_THE EXERCISE:_
Transcribe all records exactly.

_EXERCISE INPUT:_

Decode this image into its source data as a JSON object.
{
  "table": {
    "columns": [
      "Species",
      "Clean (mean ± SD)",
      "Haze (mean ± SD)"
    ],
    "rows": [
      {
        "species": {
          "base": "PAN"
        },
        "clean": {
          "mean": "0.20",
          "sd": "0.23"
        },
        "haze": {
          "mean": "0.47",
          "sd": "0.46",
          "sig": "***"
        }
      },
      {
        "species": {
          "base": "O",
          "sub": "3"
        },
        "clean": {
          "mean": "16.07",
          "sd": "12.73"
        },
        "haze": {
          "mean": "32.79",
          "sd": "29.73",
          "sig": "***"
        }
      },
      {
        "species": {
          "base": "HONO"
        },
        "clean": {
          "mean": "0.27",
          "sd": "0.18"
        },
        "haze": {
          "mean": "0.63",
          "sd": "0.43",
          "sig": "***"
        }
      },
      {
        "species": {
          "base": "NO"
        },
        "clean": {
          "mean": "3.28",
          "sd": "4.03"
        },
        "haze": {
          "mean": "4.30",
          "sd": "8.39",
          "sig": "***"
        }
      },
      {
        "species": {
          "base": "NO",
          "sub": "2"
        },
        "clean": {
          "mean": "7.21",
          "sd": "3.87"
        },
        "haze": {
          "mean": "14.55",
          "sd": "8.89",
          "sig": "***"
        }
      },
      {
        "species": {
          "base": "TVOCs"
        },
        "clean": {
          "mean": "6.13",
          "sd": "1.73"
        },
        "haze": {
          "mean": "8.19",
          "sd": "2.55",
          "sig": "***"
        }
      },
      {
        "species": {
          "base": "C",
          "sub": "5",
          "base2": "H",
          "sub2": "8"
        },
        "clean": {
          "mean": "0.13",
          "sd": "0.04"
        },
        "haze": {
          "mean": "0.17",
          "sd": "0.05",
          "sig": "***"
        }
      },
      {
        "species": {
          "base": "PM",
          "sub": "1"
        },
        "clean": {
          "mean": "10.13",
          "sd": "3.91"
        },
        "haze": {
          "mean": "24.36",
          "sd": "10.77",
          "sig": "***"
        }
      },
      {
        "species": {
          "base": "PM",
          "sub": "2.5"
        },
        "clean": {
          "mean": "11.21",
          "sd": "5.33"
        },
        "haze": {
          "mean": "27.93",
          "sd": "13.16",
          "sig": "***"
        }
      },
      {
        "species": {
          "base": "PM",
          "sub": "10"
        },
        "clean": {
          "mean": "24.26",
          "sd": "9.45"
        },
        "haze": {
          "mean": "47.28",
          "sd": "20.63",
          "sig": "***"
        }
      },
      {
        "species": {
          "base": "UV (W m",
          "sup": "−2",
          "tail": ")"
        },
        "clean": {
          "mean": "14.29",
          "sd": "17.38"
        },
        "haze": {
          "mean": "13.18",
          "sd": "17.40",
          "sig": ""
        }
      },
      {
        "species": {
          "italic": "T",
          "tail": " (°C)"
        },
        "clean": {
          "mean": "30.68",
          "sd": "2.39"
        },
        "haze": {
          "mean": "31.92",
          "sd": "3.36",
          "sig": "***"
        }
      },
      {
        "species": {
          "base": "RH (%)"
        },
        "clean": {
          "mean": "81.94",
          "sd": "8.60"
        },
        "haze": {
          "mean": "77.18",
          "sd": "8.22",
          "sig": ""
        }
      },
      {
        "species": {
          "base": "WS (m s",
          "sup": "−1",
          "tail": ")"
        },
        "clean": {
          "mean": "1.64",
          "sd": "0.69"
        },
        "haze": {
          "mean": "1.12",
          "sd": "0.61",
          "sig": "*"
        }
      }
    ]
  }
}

_COMPLETED EXERCISE:_
Decode this image into its source data as a JSON object.
{
  "table": {
    "columns": [
      "Species",
      "Clean (mean ± SD)",
      "Haze (mean ± SD)"
    ],
    "rows": [
      {
        "species": {
          "base": "PAN"
        },
        "clean": {
          "mean": "0.20",
          "sd": "0.23"
        },
        "haze": {
          "mean": "0.47",
          "sd": "0.46",
          "sig": "***"
        }
      },
      {
        "species": {
          "base": "O",
          "sub": "3"
        },
        "clean": {
          "mean": "16.07",
          "sd": "12.73"
        },
        "haze": {
          "mean": "32.79",
          "sd": "29.73",
          "sig": "***"
        }
      },
      {
        "species": {
          "base": "HONO"
        },
        "clean": {
          "mean": "0.27",
          "sd": "0.18"
        },
        "haze": {
          "mean": "0.63",
          "sd": "0.43",
          "sig": "***"
        }
      },
      {
        "species": {
          "base": "NO"
        },
        "clean": {
          "mean": "3.28",
          "sd": "4.03"
        },
        "haze": {
          "mean": "4.30",
          "sd": "8.39",
          "sig": "***"
        }
      },
      {
        "species": {
          "base": "NO",
          "sub": "2"
        },
        "clean": {
          "mean": "7.21",
          "sd": "3.87"
        },
        "haze": {
          "mean": "14.55",
          "sd": "8.89",
          "sig": "***"
        }
      },
      {
        "species": {
          "base": "TVOCs"
        },
        "clean": {
          "mean": "6.13",
          "sd": "1.73"
        },
        "haze": {
          "mean": "8.19",
          "sd": "2.55",
          "sig": "***"
        }
      },
      {
        "species": {
          "base": "C",
          "sub": "5",
          "base2": "H",
          "sub2": "8"
        },
        "clean": {
          "mean": "0.13",
          "sd": "0.04"
        },
        "haze": {
          "mean": "0.17",
          "sd": "0.05",
          "sig": "***"
        }
      },
      {
        "species": {
          "base": "PM",
          "sub": "1"
        },
        "clean": {
          "mean": "10.13",
          "sd": "3.91"
        },
        "haze": {
          "mean": "24.36",
          "sd": "10.77",
          "sig": "***"
        }
      },
      {
        "species": {
          "base": "PM",
          "sub": "2.5"
        },
        "clean": {
          "mean": "11.21",
          "sd": "5.33"
        },
        "haze": {
          "mean": "27.93",
          "sd": "13.16",
          "sig": "***"
        }
      },
      {
        "species": {
          "base": "PM",
          "sub": "10"
        },
        "clean": {
          "mean": "24.26",
          "sd": "9.45"
        },
        "haze": {
          "mean": "47.28",
          "sd": "20.63",
          "sig": "***"
        }
      },
      {
        "species": {
          "base": "UV (W m",
          "sup": "−2",
          "tail": ")"
        },
        "clean": {
          "mean": "14.29",
          "sd": "17.38"
        },
        "haze": {
          "mean": "13.18",
          "sd": "17.40",
          "sig": ""
        }
      },
      {
        "species": {
          "italic": "T",
          "tail": " (°C)"
        },
        "clean": {
          "mean": "30.68",
          "sd": "2.39"
        },
        "haze": {
          "mean": "31.92",
          "sd": "3.36",
          "sig": "***"
        }
      },
      {
        "species": {
          "base": "RH (%)"
        },
        "clean": {
          "mean": "81.94",
          "sd": "8.60"
        },
        "haze": {
          "mean": "77.18",
          "sd": "8.22",
          "sig": ""
        }
      },
      {
        "species": {
          "base": "WS (m s",
          "sup": "−1",
          "tail": ")"
        },
        "clean": {
          "mean": "1.64",
          "sd": "0.69"
        },
        "haze": {
          "mean": "1.12",
          "sd": "0.61",
          "sig": "*"
        }
      }
    ]
  }
}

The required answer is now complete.